Written request>
Count the lines in the entries below that include the word "details". Give nothing but the number.

[Items listed in a dataset]
*****

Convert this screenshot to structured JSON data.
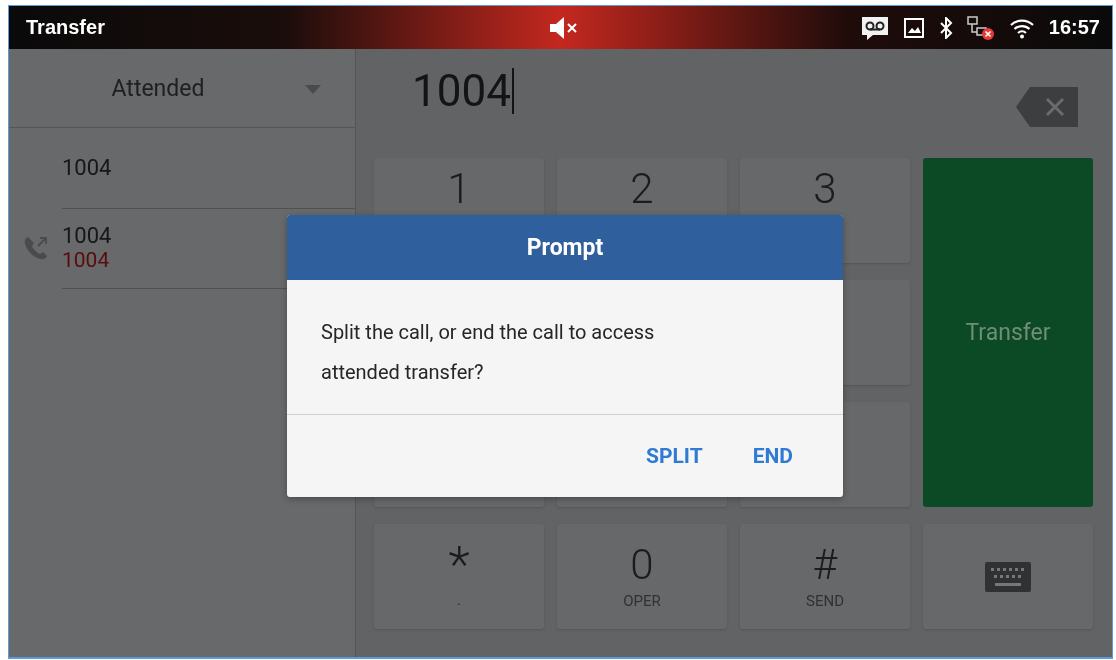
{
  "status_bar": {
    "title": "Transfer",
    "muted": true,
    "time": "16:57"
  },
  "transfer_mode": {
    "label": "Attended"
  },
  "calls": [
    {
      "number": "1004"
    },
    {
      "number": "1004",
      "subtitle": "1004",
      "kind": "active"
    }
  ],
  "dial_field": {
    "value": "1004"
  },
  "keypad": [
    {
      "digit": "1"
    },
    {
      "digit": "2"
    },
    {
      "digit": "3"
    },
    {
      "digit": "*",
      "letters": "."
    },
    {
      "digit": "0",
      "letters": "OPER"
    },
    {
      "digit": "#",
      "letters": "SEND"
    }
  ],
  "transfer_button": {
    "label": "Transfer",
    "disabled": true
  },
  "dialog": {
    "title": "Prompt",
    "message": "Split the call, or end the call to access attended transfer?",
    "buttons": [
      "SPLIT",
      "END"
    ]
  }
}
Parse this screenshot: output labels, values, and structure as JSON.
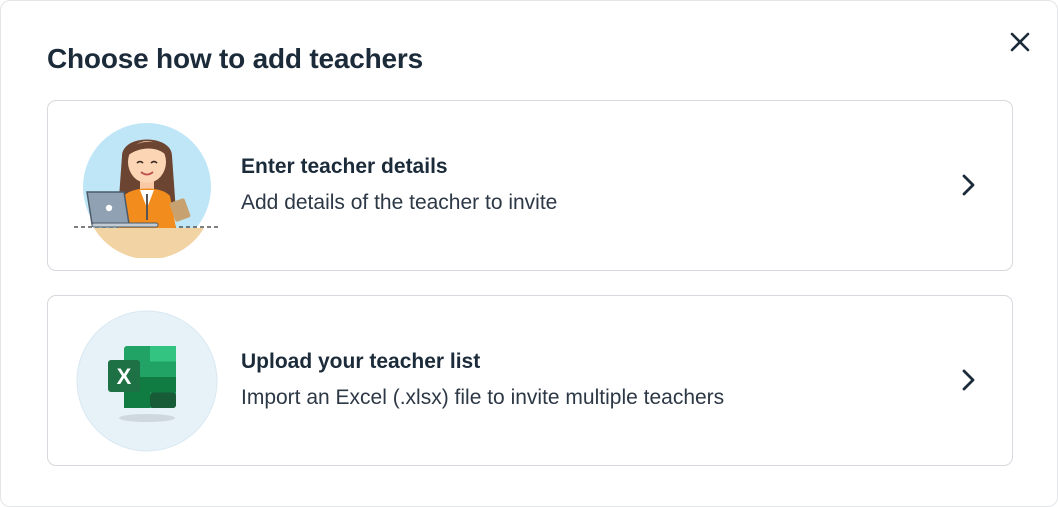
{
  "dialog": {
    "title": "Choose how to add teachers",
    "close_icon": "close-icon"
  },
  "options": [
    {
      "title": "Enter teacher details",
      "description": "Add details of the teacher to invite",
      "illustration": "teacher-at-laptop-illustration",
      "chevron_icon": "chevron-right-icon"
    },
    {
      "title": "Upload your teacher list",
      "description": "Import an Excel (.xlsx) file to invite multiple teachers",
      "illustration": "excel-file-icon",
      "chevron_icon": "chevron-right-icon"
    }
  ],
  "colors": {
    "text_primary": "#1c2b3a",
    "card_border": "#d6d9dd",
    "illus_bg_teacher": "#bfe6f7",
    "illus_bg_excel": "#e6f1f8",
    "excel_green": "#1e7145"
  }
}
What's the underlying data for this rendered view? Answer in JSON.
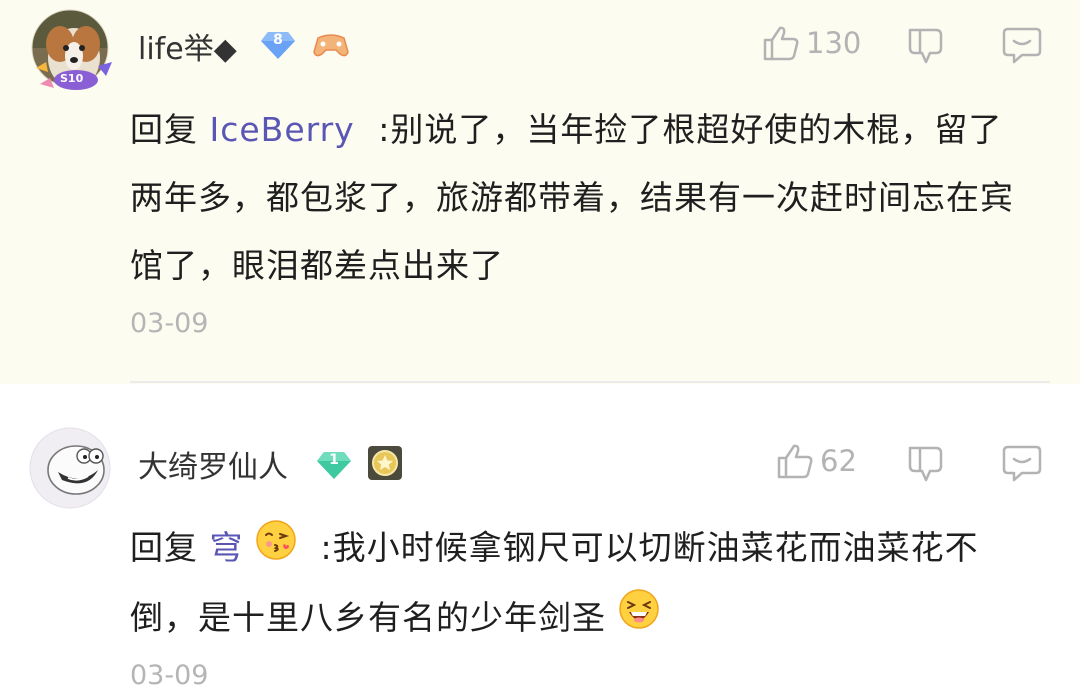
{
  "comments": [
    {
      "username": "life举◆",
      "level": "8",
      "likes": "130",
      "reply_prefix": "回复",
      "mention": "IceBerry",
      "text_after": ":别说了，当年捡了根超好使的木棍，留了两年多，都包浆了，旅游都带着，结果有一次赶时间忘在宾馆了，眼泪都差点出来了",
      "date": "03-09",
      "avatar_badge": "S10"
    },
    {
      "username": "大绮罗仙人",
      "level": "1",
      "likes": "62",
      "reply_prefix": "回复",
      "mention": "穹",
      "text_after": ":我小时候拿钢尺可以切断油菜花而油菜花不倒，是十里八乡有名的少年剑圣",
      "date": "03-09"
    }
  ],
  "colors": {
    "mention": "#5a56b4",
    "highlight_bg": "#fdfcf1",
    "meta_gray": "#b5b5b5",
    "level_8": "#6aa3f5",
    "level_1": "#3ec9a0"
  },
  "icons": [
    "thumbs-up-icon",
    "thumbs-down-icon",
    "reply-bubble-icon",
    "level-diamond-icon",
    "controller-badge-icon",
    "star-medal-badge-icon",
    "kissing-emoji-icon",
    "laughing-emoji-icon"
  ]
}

*****

Output of the task>
2